◆ **Given problem**
Copy out every one of the rows below word for word, leaving nothing out and changing nothing.
## START Data to use
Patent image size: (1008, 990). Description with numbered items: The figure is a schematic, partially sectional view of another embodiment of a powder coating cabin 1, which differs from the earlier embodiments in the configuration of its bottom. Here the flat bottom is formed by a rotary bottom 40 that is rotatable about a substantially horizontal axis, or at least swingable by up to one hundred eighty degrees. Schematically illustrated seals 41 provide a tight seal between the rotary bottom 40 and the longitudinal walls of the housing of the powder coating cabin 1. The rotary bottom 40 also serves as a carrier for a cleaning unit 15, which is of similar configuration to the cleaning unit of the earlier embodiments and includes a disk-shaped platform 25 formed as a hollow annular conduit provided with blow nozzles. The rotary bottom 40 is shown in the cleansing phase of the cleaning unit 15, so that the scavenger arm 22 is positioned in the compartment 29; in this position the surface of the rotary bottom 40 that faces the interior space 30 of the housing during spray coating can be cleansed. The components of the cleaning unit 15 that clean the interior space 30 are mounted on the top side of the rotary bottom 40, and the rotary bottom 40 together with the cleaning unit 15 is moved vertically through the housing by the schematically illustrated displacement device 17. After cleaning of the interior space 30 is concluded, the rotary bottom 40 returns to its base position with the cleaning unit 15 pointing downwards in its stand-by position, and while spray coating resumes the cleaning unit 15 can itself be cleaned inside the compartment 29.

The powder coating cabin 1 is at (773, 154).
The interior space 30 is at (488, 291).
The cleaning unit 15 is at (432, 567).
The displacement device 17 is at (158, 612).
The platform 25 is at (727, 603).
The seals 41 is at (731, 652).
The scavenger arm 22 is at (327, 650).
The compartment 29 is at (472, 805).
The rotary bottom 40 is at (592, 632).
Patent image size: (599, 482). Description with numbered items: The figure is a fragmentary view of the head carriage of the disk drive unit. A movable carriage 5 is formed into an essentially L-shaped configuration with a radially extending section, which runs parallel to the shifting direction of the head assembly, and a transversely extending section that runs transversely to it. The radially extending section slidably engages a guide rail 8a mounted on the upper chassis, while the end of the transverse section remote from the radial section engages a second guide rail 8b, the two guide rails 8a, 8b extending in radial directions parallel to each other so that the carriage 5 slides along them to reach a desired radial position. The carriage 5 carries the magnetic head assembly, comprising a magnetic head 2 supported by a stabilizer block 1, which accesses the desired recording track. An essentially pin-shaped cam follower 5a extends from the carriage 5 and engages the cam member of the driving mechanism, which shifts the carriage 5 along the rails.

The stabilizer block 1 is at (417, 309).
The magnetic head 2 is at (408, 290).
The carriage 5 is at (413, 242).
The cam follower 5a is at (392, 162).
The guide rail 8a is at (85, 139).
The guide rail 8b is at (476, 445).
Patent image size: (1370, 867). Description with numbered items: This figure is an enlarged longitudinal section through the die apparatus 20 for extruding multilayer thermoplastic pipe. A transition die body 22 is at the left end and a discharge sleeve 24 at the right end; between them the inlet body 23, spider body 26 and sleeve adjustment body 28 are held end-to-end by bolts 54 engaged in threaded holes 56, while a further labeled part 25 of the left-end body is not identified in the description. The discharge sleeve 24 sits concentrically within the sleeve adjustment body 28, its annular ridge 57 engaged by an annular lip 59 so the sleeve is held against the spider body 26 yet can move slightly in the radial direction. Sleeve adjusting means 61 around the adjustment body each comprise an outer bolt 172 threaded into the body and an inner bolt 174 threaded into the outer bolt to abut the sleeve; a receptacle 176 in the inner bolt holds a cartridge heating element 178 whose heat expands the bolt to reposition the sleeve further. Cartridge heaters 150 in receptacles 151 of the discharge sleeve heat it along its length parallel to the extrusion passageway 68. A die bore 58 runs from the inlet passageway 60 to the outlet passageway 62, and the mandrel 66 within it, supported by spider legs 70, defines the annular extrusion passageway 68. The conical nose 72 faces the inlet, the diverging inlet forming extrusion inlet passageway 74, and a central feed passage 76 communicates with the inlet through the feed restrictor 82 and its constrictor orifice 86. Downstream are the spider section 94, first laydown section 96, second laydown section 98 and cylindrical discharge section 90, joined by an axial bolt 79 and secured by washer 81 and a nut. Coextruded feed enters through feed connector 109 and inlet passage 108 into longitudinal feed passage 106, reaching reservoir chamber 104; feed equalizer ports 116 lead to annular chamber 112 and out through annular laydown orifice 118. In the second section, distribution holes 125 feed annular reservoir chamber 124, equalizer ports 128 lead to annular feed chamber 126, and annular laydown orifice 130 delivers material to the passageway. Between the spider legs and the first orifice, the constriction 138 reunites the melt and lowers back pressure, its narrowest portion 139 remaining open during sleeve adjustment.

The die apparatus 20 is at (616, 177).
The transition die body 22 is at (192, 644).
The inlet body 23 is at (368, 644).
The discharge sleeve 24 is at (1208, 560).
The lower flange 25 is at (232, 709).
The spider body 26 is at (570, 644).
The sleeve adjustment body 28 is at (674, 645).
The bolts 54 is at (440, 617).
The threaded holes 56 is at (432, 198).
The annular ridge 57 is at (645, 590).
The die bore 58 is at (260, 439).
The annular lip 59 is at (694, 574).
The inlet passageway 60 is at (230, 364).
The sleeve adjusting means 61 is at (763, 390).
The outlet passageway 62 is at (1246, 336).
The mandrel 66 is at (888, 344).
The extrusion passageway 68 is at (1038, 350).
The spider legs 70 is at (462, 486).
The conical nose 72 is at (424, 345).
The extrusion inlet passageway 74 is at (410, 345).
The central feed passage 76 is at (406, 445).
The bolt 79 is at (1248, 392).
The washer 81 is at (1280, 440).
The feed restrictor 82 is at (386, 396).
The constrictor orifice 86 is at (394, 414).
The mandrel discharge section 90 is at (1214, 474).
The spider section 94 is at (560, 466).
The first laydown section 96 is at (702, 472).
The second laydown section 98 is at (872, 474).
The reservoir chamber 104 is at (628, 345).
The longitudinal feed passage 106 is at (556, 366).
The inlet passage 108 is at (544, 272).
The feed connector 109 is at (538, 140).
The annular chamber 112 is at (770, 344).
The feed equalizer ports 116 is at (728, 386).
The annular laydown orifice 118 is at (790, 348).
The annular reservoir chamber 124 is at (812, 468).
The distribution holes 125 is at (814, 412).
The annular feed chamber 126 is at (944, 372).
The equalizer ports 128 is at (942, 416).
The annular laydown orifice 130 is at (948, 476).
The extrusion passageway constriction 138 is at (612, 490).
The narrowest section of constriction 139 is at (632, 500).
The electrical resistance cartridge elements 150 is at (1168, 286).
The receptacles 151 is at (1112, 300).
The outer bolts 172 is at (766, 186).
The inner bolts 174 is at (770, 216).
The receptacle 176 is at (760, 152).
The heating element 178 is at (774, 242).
## END Data to use
◆ **Task output**
Patent image size: (1008, 990). Description with numbered items: The figure is a schematic, partially sectional view of another embodiment of a powder coating cabin 1, which differs from the earlier embodiments in the configuration of its bottom. Here the flat bottom is formed by a rotary bottom 40 that is rotatable about a substantially horizontal axis, or at least swingable by up to one hundred eighty degrees. Schematically illustrated seals 41 provide a tight seal between the rotary bottom 40 and the longitudinal walls of the housing of the powder coating cabin 1. The rotary bottom 40 also serves as a carrier for a cleaning unit 15, which is of similar configuration to the cleaning unit of the earlier embodiments and includes a disk-shaped platform 25 formed as a hollow annular conduit provided with blow nozzles. The rotary bottom 40 is shown in the cleansing phase of the cleaning unit 15, so that the scavenger arm 22 is positioned in the compartment 29; in this position the surface of the rotary bottom 40 that faces the interior space 30 of the housing during spray coating can be cleansed. The components of the cleaning unit 15 that clean the interior space 30 are mounted on the top side of the rotary bottom 40, and the rotary bottom 40 together with the cleaning unit 15 is moved vertically through the housing by the schematically illustrated displacement device 17. After cleaning of the interior space 30 is concluded, the rotary bottom 40 returns to its base position with the cleaning unit 15 pointing downwards in its stand-by position, and while spray coating resumes the cleaning unit 15 can itself be cleaned inside the compartment 29.

The powder coating cabin 1 is at (773, 154).
The interior space 30 is at (488, 291).
The cleaning unit 15 is at (432, 567).
The displacement device 17 is at (158, 612).
The platform 25 is at (727, 603).
The seals 41 is at (731, 652).
The scavenger arm 22 is at (327, 650).
The compartment 29 is at (472, 805).
The rotary bottom 40 is at (592, 632).
Patent image size: (599, 482). Description with numbered items: The figure is a fragmentary view of the head carriage of the disk drive unit. A movable carriage 5 is formed into an essentially L-shaped configuration with a radially extending section, which runs parallel to the shifting direction of the head assembly, and a transversely extending section that runs transversely to it. The radially extending section slidably engages a guide rail 8a mounted on the upper chassis, while the end of the transverse section remote from the radial section engages a second guide rail 8b, the two guide rails 8a, 8b extending in radial directions parallel to each other so that the carriage 5 slides along them to reach a desired radial position. The carriage 5 carries the magnetic head assembly, comprising a magnetic head 2 supported by a stabilizer block 1, which accesses the desired recording track. An essentially pin-shaped cam follower 5a extends from the carriage 5 and engages the cam member of the driving mechanism, which shifts the carriage 5 along the rails.

The stabilizer block 1 is at (417, 309).
The magnetic head 2 is at (408, 290).
The carriage 5 is at (413, 242).
The cam follower 5a is at (392, 162).
The guide rail 8a is at (85, 139).
The guide rail 8b is at (476, 445).
Patent image size: (1370, 867). Description with numbered items: This figure is an enlarged longitudinal section through the die apparatus 20 for extruding multilayer thermoplastic pipe. A transition die body 22 is at the left end and a discharge sleeve 24 at the right end; between them the inlet body 23, spider body 26 and sleeve adjustment body 28 are held end-to-end by bolts 54 engaged in threaded holes 56, while a further labeled part 25 of the left-end body is not identified in the description. The discharge sleeve 24 sits concentrically within the sleeve adjustment body 28, its annular ridge 57 engaged by an annular lip 59 so the sleeve is held against the spider body 26 yet can move slightly in the radial direction. Sleeve adjusting means 61 around the adjustment body each comprise an outer bolt 172 threaded into the body and an inner bolt 174 threaded into the outer bolt to abut the sleeve; a receptacle 176 in the inner bolt holds a cartridge heating element 178 whose heat expands the bolt to reposition the sleeve further. Cartridge heaters 150 in receptacles 151 of the discharge sleeve heat it along its length parallel to the extrusion passageway 68. A die bore 58 runs from the inlet passageway 60 to the outlet passageway 62, and the mandrel 66 within it, supported by spider legs 70, defines the annular extrusion passageway 68. The conical nose 72 faces the inlet, the diverging inlet forming extrusion inlet passageway 74, and a central feed passage 76 communicates with the inlet through the feed restrictor 82 and its constrictor orifice 86. Downstream are the spider section 94, first laydown section 96, second laydown section 98 and cylindrical discharge section 90, joined by an axial bolt 79 and secured by washer 81 and a nut. Coextruded feed enters through feed connector 109 and inlet passage 108 into longitudinal feed passage 106, reaching reservoir chamber 104; feed equalizer ports 116 lead to annular chamber 112 and out through annular laydown orifice 118. In the second section, distribution holes 125 feed annular reservoir chamber 124, equalizer ports 128 lead to annular feed chamber 126, and annular laydown orifice 130 delivers material to the passageway. Between the spider legs and the first orifice, the constriction 138 reunites the melt and lowers back pressure, its narrowest portion 139 remaining open during sleeve adjustment.

The die apparatus 20 is at (616, 177).
The transition die body 22 is at (192, 644).
The inlet body 23 is at (368, 644).
The discharge sleeve 24 is at (1208, 560).
The lower flange 25 is at (232, 709).
The spider body 26 is at (570, 644).
The sleeve adjustment body 28 is at (674, 645).
The bolts 54 is at (440, 617).
The threaded holes 56 is at (432, 198).
The annular ridge 57 is at (645, 590).
The die bore 58 is at (260, 439).
The annular lip 59 is at (694, 574).
The inlet passageway 60 is at (230, 364).
The sleeve adjusting means 61 is at (763, 390).
The outlet passageway 62 is at (1246, 336).
The mandrel 66 is at (888, 344).
The extrusion passageway 68 is at (1038, 350).
The spider legs 70 is at (462, 486).
The conical nose 72 is at (424, 345).
The extrusion inlet passageway 74 is at (410, 345).
The central feed passage 76 is at (406, 445).
The bolt 79 is at (1248, 392).
The washer 81 is at (1280, 440).
The feed restrictor 82 is at (386, 396).
The constrictor orifice 86 is at (394, 414).
The mandrel discharge section 90 is at (1214, 474).
The spider section 94 is at (560, 466).
The first laydown section 96 is at (702, 472).
The second laydown section 98 is at (872, 474).
The reservoir chamber 104 is at (628, 345).
The longitudinal feed passage 106 is at (556, 366).
The inlet passage 108 is at (544, 272).
The feed connector 109 is at (538, 140).
The annular chamber 112 is at (770, 344).
The feed equalizer ports 116 is at (728, 386).
The annular laydown orifice 118 is at (790, 348).
The annular reservoir chamber 124 is at (812, 468).
The distribution holes 125 is at (814, 412).
The annular feed chamber 126 is at (944, 372).
The equalizer ports 128 is at (942, 416).
The annular laydown orifice 130 is at (948, 476).
The extrusion passageway constriction 138 is at (612, 490).
The narrowest section of constriction 139 is at (632, 500).
The electrical resistance cartridge elements 150 is at (1168, 286).
The receptacles 151 is at (1112, 300).
The outer bolts 172 is at (766, 186).
The inner bolts 174 is at (770, 216).
The receptacle 176 is at (760, 152).
The heating element 178 is at (774, 242).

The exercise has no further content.